▶ [Task instructions] Check each line of the records below and collect those that include the word "pattern".

▶ [Stored records]
+--
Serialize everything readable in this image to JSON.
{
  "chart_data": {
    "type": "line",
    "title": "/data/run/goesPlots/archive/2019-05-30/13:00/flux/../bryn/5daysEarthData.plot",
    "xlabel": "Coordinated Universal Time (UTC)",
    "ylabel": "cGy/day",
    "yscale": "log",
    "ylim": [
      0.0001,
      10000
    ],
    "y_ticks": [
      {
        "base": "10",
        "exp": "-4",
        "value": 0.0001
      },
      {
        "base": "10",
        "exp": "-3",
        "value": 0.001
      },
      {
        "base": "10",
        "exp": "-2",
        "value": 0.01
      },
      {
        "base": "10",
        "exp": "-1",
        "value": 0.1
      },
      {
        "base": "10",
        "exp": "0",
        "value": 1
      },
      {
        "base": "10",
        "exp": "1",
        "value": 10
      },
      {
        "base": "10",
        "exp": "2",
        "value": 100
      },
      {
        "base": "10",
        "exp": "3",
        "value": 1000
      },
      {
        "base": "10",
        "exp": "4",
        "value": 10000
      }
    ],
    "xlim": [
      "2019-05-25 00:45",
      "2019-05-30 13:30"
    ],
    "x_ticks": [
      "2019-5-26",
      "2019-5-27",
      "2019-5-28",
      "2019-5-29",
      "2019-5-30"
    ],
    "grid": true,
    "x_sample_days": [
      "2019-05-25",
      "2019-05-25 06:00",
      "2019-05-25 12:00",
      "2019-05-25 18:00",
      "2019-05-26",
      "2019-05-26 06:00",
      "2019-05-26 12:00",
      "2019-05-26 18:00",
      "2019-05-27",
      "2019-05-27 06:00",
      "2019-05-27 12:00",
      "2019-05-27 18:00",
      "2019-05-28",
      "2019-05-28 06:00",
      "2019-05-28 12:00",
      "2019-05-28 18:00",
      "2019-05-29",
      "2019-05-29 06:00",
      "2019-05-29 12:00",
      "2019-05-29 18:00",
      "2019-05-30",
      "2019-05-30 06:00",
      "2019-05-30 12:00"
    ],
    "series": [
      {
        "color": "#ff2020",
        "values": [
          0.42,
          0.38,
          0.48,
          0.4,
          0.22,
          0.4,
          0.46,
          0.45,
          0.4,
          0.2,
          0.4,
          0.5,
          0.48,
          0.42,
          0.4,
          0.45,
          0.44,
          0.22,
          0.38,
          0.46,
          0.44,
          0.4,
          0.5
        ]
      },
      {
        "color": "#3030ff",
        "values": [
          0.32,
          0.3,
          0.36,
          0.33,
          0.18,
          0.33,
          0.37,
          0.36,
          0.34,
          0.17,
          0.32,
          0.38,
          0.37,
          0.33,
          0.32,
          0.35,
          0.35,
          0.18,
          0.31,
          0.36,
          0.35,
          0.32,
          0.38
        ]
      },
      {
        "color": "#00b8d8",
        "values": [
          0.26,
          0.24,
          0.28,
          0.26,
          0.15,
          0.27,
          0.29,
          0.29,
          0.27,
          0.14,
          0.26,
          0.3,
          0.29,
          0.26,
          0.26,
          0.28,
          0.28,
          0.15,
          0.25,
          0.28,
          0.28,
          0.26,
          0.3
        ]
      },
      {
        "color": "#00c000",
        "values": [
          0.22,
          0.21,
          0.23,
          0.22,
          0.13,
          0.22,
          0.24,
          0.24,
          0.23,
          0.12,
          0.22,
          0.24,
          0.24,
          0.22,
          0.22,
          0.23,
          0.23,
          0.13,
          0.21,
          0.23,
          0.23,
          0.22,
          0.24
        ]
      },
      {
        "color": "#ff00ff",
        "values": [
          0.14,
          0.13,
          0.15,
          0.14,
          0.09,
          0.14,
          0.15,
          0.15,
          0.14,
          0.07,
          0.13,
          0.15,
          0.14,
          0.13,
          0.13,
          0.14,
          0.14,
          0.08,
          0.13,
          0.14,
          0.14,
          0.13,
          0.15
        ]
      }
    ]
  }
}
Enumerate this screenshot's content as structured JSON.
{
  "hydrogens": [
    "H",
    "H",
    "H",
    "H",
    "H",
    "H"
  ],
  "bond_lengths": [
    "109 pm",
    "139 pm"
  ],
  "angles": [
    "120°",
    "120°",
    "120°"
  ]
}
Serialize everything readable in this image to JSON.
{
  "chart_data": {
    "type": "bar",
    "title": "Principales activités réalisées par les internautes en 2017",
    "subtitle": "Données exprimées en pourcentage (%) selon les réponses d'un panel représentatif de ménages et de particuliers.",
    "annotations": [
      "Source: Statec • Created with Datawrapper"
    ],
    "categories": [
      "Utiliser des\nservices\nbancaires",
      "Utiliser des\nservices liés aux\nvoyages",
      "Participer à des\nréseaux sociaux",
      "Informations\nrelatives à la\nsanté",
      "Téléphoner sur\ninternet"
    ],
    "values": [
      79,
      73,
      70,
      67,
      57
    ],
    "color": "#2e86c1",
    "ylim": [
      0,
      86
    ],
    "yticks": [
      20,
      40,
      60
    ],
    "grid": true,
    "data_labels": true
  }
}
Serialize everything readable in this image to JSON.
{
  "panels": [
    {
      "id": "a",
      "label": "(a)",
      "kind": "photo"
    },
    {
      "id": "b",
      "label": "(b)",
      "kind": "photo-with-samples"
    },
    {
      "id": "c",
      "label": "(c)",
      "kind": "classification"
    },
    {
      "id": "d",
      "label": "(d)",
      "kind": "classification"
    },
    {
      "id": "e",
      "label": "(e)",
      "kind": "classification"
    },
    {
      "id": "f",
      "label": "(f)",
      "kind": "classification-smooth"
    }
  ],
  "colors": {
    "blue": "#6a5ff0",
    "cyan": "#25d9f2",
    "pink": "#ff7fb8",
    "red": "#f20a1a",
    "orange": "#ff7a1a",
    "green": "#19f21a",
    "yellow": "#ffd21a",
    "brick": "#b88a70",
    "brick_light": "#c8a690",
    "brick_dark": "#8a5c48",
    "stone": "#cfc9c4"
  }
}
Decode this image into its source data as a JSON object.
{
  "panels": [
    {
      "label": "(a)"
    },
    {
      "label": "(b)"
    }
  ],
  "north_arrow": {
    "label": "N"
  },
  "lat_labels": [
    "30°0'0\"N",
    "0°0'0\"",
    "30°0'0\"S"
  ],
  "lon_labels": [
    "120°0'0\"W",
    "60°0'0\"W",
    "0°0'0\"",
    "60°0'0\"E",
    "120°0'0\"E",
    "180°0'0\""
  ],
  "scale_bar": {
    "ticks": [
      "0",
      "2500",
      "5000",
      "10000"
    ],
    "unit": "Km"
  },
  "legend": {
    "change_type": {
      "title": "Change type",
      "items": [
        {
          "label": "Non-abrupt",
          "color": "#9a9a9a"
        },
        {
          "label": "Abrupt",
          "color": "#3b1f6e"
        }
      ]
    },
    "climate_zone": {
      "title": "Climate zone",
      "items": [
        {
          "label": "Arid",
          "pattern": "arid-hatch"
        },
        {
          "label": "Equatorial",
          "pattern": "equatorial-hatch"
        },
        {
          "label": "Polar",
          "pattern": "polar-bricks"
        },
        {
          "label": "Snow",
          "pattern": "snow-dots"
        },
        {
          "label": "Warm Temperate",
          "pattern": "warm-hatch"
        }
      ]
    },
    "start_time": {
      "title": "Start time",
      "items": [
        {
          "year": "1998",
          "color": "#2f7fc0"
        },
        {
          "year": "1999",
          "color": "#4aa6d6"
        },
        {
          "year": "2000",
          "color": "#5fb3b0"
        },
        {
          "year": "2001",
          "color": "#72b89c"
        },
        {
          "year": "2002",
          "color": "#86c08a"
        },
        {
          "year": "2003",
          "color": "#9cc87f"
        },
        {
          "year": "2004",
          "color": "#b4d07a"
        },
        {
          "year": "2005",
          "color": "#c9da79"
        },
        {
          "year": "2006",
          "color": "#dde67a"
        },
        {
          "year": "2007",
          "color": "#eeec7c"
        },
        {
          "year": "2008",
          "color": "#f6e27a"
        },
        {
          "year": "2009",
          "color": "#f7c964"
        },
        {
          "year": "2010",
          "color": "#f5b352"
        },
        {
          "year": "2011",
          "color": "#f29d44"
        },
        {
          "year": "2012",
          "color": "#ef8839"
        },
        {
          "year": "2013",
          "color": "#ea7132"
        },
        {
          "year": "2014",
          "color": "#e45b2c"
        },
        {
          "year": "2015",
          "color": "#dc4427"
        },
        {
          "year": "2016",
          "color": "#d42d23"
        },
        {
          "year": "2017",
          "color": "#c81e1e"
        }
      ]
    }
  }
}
+--
▶ [Solution below]
          "pattern": "arid-hatch"
          "pattern": "equatorial-hatch"
          "pattern": "polar-bricks"
          "pattern": "snow-dots"
          "pattern": "warm-hatch"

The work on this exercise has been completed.